## PROBLEM DESCRIPTION
Answer with one number: how many lines hold "document".

## RECORDS PROVIDED

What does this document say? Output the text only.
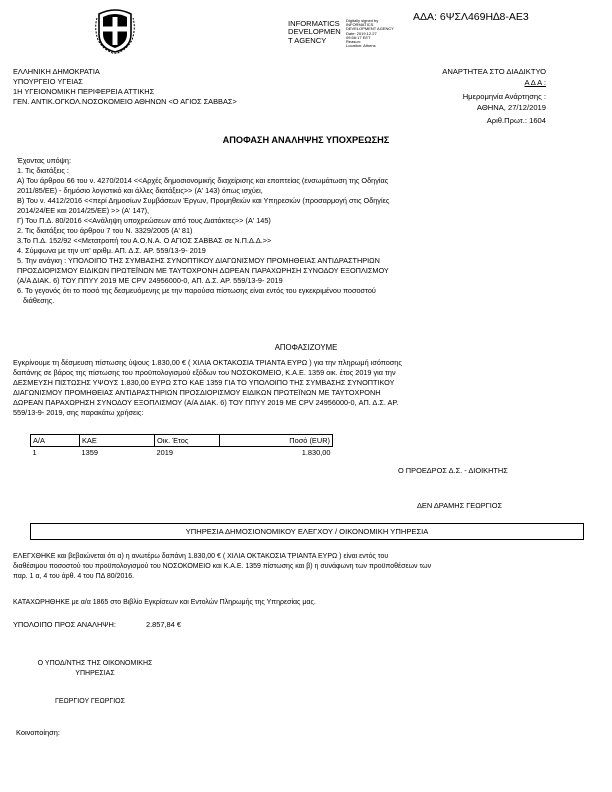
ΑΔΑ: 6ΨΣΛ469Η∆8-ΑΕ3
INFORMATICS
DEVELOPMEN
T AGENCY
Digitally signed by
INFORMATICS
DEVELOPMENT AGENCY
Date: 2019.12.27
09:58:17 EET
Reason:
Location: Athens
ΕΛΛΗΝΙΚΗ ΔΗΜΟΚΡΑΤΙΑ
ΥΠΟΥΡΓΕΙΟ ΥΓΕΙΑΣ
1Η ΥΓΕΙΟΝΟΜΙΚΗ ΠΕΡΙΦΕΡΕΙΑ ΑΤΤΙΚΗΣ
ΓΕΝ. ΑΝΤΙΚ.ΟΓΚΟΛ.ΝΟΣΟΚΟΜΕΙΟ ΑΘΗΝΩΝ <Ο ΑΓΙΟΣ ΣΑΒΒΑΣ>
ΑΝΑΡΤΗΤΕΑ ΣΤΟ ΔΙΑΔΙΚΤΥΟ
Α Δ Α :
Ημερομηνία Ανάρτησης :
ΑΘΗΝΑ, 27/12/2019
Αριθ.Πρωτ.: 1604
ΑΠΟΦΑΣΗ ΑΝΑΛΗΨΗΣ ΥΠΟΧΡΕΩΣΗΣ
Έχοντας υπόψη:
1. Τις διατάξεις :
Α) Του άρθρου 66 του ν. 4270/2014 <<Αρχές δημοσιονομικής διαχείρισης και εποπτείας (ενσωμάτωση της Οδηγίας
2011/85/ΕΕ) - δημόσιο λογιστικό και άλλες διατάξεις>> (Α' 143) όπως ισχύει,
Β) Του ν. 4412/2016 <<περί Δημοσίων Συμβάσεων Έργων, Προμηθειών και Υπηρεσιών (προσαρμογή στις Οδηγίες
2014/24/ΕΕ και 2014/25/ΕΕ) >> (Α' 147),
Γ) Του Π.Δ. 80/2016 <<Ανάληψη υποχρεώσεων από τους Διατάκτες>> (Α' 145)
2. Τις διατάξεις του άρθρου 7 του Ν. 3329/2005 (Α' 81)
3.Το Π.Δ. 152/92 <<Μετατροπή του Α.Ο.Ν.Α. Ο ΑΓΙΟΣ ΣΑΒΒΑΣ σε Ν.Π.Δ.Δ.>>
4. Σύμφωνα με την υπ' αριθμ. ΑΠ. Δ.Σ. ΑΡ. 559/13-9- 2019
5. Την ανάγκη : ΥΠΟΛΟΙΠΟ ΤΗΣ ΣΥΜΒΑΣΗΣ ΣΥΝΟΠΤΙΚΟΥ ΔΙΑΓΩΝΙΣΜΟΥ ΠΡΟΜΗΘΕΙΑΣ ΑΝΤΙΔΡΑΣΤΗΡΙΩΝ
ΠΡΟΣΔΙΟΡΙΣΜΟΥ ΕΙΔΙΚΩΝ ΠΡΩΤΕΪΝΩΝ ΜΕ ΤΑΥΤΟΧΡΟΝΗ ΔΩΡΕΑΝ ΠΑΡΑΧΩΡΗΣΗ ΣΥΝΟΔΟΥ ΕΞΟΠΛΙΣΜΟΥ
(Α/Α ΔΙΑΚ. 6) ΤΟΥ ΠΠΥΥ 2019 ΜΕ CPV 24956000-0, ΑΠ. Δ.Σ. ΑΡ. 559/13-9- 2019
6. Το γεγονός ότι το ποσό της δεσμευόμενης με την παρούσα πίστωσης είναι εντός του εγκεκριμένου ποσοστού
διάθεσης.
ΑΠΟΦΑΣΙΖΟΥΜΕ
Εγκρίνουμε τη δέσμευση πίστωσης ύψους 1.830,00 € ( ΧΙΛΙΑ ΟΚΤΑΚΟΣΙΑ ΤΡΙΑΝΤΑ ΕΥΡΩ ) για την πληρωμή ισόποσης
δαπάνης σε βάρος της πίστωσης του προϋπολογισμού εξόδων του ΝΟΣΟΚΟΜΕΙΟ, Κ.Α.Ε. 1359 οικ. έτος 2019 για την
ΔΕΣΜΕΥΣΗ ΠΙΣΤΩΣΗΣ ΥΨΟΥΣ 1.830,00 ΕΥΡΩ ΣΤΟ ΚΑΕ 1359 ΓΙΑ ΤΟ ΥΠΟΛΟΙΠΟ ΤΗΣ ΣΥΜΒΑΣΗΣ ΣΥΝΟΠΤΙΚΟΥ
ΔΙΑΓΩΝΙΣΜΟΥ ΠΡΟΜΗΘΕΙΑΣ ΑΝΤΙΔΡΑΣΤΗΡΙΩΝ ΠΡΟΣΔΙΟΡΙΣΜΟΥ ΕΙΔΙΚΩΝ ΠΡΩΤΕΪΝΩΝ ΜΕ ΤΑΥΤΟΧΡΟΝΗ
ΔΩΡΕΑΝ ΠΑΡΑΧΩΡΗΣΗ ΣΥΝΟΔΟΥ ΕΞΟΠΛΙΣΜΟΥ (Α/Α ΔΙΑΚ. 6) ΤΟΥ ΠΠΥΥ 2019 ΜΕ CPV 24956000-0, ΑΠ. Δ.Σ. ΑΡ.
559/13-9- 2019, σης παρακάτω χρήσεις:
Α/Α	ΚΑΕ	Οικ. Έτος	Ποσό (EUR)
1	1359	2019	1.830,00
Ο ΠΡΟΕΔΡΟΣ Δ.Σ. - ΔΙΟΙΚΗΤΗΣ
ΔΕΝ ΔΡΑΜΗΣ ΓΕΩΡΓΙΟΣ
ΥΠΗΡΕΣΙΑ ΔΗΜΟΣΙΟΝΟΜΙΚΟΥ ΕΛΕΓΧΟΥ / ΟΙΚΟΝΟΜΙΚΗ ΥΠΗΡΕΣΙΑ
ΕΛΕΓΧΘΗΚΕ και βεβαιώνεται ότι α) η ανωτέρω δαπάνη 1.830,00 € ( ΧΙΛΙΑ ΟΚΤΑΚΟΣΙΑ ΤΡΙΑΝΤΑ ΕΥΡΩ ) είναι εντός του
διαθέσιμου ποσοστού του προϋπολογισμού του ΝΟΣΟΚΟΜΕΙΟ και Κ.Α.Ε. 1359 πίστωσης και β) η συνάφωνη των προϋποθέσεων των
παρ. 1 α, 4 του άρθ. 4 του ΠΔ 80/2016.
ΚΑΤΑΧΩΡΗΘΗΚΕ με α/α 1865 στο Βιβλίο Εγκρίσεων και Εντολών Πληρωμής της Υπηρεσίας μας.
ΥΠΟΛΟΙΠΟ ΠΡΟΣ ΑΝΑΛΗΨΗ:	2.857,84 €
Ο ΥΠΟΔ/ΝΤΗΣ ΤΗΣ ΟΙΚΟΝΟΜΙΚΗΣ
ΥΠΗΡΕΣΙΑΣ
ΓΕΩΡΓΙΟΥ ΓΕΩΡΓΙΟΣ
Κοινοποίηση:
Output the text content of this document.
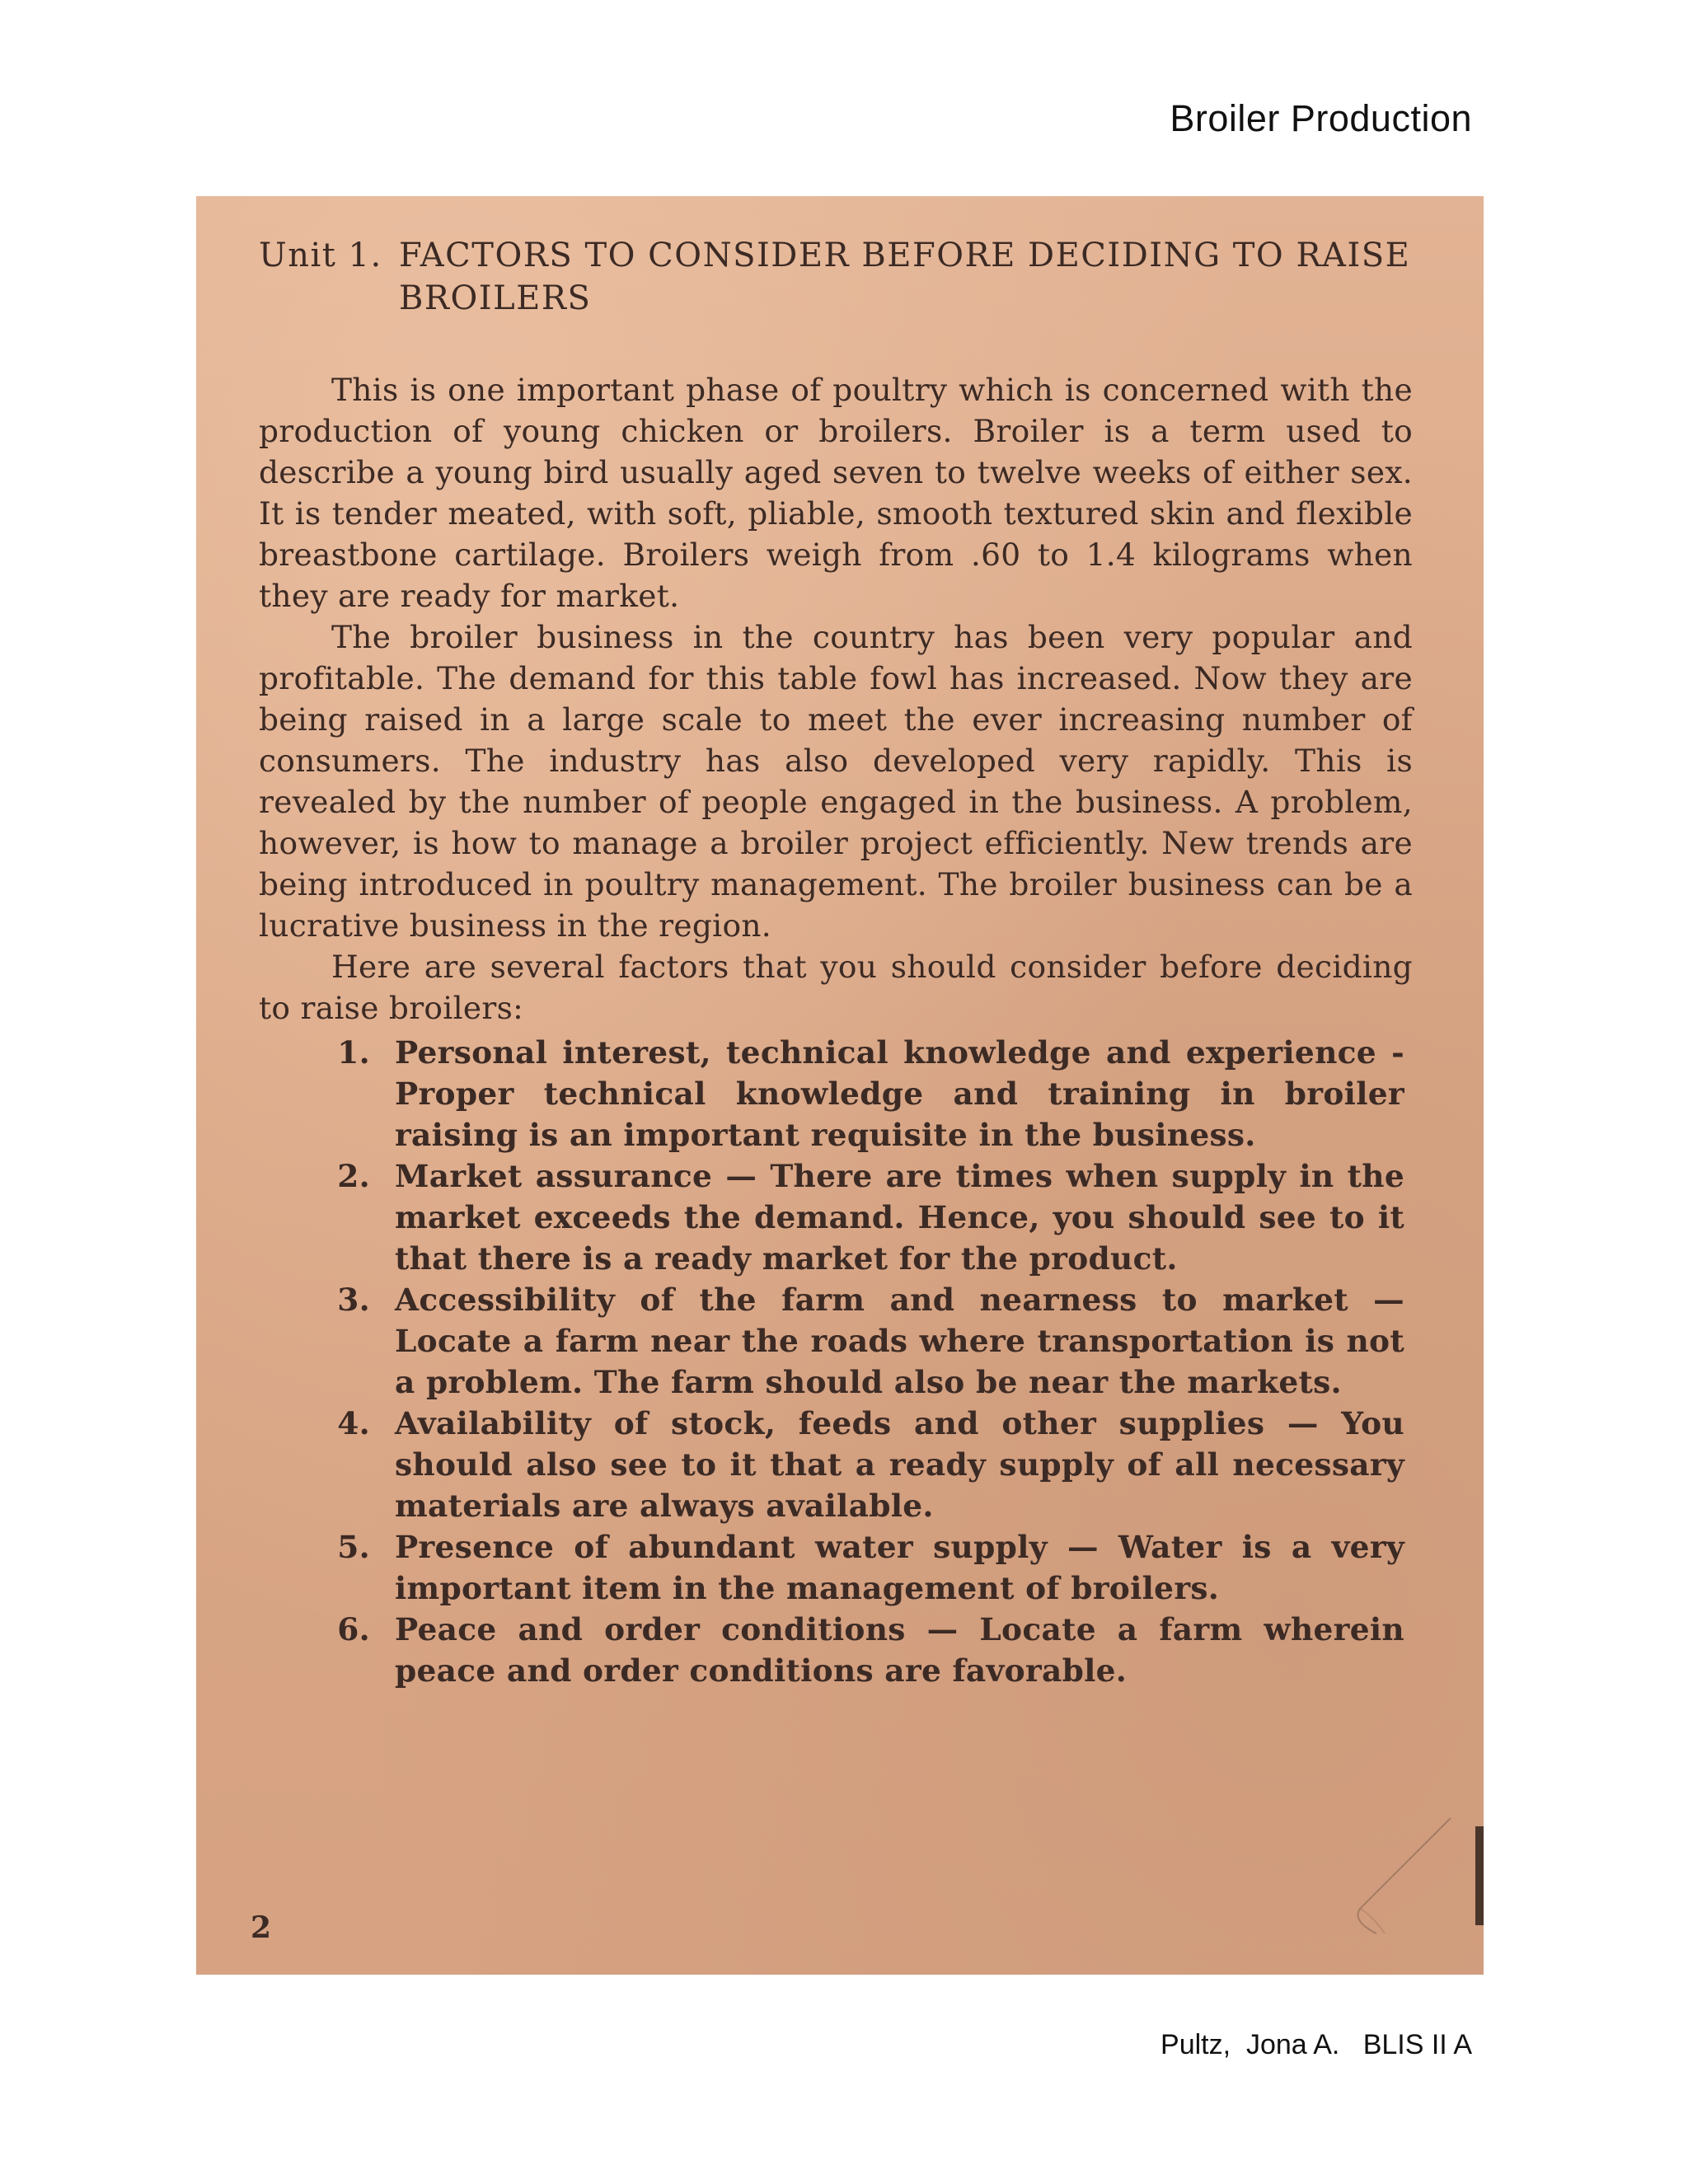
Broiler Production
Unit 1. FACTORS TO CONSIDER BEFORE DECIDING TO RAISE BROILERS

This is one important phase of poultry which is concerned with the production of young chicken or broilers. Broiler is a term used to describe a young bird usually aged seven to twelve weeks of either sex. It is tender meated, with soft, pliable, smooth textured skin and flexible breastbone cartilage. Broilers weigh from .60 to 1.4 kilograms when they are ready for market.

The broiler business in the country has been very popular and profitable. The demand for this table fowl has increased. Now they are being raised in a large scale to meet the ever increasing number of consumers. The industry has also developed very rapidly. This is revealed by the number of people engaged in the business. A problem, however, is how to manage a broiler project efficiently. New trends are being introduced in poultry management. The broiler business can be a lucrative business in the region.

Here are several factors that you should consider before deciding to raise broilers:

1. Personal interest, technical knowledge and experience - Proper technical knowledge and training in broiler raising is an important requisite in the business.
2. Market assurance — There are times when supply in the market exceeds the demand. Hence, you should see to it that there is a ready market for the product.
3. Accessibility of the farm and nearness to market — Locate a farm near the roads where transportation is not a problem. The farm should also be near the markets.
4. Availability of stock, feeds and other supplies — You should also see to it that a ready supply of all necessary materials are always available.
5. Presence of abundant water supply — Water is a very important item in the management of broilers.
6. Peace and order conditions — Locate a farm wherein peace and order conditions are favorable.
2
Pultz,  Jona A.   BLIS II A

## SOLUTION FOR THIS TASK
2